• PEDIDO FORMULADO A:
Devolva, sem qualquer alteração, o trecho do texto de origem que começa em "Resulta claramente que" e prossegue até "datado de 15.06.2020.".

• TEXTO DE ORIGEM:
______

Resulta claramente que a presente ação não cumpre a exigência do art.º 33º do
CPC já que ao não respeitar o citado art.º 2091º do CC, a decisão não produz “o
seu efeito útil normal” (nº 2 do art.º 33.º), ou seja não “regula definitivamente
a situação concreta das partes relativamente ao pedido formulado” (n.º 3 do
art.º 33.º).
L. Os
AA., teriam de vir em conjunto com todos os herdeiros, proceder à reivindicação
da propriedade e da respetiva entrega e se alguns não quisessem intervir,
cabia-lhes deitar mão da ação de suprimento nos termos do art.º 1000.º a 1005.º
do CPC.
M. A
própria meritíssima juiz a quo, no decorrer do processo “voltou atrás” e quis
corrigir o erro inicial de chamar a juízo as restantes herdeiras, sendo que os
autos já se encontravam inquinado - basta cfr., despacho datado de 15.06.2020.
N. Por
mera cautela de patrocínio, cumpre, em acréscimo, demonstrar cabalmente que mesmo
que se pudesse considerar que algum destes fundamentos configurasse uma efetiva
causa de procedência da ação, a mesma não seria apta a produzir os efeitos pretendidos
pelos Autores, atenta a sua insusceptibilidade de se fazer por exemplo a tradição
de metade de um bem imóvel da forma como o tribunal a quo determinou.
O. Por
sua vez, nas Cadernetas Prediais Urbanas, é referido que é TH o cabeça de casal
com propriedade plena.
P. Os
Autores afirmaram ainda na petição inicial no seu artigo sétimo que “Os bens imóveis
supramencionados foram adquiridos por via de sucessão mortis causa pelos descendentes
do de cujus, PG e MG, de ora avante os Autores”.
Q. O
que é totalmente falso, porque os Autores a adquirir algo apenas adquiriram
metade do quinhão hereditário, o que decorre expressamente dos documentos que
os próprios Autores juntam nos presentes autos.
R. Não
obstante, os Autores no artigo 19.º da petição inicial, posteriormente
aperfeiçoada, reconheceram MCC, residente em (…), como uma das herdeiras e que
desconheciam os restantes herdeiros cujas identidades se desconhece. Por essa
razão, não conseguiram os Autores registar a propriedade plena dos referidos imóveis.
S. É
inegável, que os Autores não são os proprietários plenos dos bens imóveis
objeto dos presentes autos.

______

Listagens de coordenadas de caixas:
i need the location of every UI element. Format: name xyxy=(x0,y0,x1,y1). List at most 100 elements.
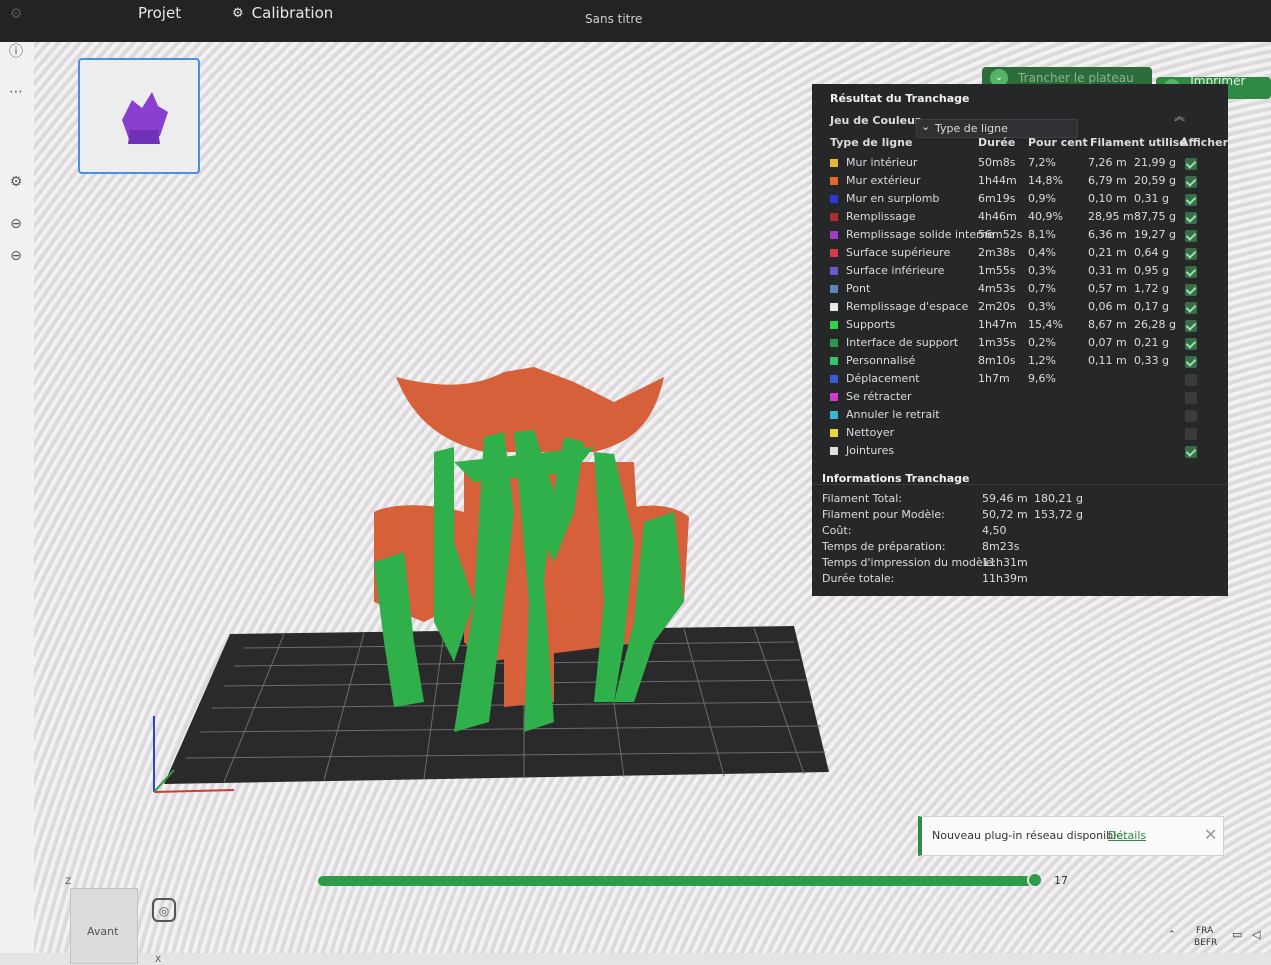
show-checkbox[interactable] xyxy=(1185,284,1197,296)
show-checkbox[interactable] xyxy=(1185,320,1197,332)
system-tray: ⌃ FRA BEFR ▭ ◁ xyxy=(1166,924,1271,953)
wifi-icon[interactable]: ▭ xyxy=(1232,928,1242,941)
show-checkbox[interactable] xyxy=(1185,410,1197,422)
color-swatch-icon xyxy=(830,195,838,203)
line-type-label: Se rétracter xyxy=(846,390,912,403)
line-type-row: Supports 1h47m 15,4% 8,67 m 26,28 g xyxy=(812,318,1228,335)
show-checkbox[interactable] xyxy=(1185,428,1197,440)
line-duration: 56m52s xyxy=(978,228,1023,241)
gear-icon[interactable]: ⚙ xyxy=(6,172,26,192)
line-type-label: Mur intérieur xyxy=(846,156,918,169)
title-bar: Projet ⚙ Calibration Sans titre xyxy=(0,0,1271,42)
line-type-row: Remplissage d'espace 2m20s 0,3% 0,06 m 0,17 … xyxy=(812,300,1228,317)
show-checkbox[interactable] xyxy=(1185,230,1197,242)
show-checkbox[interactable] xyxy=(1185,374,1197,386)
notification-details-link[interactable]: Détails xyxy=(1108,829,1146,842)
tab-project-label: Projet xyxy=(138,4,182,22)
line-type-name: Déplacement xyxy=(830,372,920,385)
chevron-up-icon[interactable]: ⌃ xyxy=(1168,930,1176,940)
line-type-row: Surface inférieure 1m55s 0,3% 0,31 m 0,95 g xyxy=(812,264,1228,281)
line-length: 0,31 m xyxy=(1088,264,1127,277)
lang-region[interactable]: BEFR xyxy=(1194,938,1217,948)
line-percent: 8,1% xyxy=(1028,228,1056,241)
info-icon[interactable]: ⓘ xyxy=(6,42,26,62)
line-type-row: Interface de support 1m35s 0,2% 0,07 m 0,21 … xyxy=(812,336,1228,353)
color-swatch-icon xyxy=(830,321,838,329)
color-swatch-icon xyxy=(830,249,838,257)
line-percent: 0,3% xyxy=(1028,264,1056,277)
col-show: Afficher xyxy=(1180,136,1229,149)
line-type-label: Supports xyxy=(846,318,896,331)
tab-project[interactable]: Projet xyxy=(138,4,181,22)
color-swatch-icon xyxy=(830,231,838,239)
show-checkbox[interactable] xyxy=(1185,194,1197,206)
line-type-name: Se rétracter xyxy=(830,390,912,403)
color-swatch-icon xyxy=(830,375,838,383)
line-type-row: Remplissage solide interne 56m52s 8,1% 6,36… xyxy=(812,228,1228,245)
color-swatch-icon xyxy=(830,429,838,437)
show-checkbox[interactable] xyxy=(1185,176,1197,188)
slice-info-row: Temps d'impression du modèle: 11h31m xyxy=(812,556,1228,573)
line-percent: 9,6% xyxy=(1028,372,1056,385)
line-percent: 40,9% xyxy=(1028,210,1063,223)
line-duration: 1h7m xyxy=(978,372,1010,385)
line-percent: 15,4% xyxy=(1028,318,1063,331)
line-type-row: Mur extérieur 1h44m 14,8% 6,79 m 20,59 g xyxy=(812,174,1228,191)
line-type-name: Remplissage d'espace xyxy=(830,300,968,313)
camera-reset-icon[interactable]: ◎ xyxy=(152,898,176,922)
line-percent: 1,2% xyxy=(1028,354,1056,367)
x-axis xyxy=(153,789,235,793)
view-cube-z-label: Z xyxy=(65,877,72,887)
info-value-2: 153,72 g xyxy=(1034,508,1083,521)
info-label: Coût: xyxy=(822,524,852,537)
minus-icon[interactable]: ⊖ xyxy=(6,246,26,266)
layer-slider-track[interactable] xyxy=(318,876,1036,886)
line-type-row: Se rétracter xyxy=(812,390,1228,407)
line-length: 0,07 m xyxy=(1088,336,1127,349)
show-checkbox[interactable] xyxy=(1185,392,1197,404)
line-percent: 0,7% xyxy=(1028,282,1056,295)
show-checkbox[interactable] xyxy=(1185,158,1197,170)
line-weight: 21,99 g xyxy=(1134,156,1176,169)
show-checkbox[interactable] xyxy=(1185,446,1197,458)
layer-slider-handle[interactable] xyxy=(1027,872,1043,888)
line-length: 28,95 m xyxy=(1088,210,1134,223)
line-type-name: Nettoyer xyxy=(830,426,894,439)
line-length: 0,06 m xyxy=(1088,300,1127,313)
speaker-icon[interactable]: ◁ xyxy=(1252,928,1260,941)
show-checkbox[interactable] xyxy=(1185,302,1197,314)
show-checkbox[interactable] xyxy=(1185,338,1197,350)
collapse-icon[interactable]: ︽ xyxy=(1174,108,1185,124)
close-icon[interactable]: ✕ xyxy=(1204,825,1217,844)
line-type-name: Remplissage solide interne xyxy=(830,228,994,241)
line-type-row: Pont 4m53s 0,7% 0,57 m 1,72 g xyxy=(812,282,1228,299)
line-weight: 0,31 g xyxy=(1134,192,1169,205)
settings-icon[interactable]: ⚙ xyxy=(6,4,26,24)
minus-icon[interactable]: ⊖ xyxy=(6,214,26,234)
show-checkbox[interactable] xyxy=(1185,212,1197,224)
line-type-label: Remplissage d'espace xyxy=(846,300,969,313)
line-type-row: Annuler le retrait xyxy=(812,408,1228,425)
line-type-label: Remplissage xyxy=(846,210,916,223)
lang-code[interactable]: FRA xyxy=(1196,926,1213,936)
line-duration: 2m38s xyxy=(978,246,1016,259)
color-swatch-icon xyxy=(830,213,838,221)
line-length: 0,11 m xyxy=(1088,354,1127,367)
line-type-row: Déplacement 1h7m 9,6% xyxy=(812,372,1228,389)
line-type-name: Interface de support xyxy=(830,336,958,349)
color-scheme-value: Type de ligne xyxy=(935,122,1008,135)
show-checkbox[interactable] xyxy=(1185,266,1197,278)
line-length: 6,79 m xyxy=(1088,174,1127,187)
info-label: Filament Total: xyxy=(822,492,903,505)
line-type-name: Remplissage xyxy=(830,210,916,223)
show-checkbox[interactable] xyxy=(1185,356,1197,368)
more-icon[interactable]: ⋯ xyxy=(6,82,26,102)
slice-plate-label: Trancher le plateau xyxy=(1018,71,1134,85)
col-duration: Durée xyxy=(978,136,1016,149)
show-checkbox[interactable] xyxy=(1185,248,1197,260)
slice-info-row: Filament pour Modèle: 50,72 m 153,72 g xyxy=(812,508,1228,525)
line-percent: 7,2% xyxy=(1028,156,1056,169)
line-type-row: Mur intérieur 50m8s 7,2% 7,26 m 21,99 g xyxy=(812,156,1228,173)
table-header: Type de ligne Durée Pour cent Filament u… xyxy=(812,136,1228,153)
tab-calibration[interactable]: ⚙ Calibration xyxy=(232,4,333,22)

______

• PEDIDO FORMULADO B:
Retranscreva fielmente, a partir das entradas, as linhas que vão desde a linha com "show-checkbox[interactable] xyxy=(1185,284,1197,296)" até à linha com "color-swatch-icon xyxy=(830,195,838,203)", ambas incluídas.

• RESPOSTA COMPLETA A:
Resulta claramente que a presente ação não cumpre a exigência do art.º 33º do
CPC já que ao não respeitar o citado art.º 2091º do CC, a decisão não produz “o
seu efeito útil normal” (nº 2 do art.º 33.º), ou seja não “regula definitivamente
a situação concreta das partes relativamente ao pedido formulado” (n.º 3 do
art.º 33.º).
L. Os
AA., teriam de vir em conjunto com todos os herdeiros, proceder à reivindicação
da propriedade e da respetiva entrega e se alguns não quisessem intervir,
cabia-lhes deitar mão da ação de suprimento nos termos do art.º 1000.º a 1005.º
do CPC.
M. A
própria meritíssima juiz a quo, no decorrer do processo “voltou atrás” e quis
corrigir o erro inicial de chamar a juízo as restantes herdeiras, sendo que os
autos já se encontravam inquinado - basta cfr., despacho datado de 15.06.2020.

• RESPOSTA COMPLETA B:
show-checkbox[interactable] xyxy=(1185,284,1197,296)
show-checkbox[interactable] xyxy=(1185,320,1197,332)
system-tray: ⌃ FRA BEFR ▭ ◁ xyxy=(1166,924,1271,953)
wifi-icon[interactable]: ▭ xyxy=(1232,928,1242,941)
show-checkbox[interactable] xyxy=(1185,410,1197,422)
color-swatch-icon xyxy=(830,195,838,203)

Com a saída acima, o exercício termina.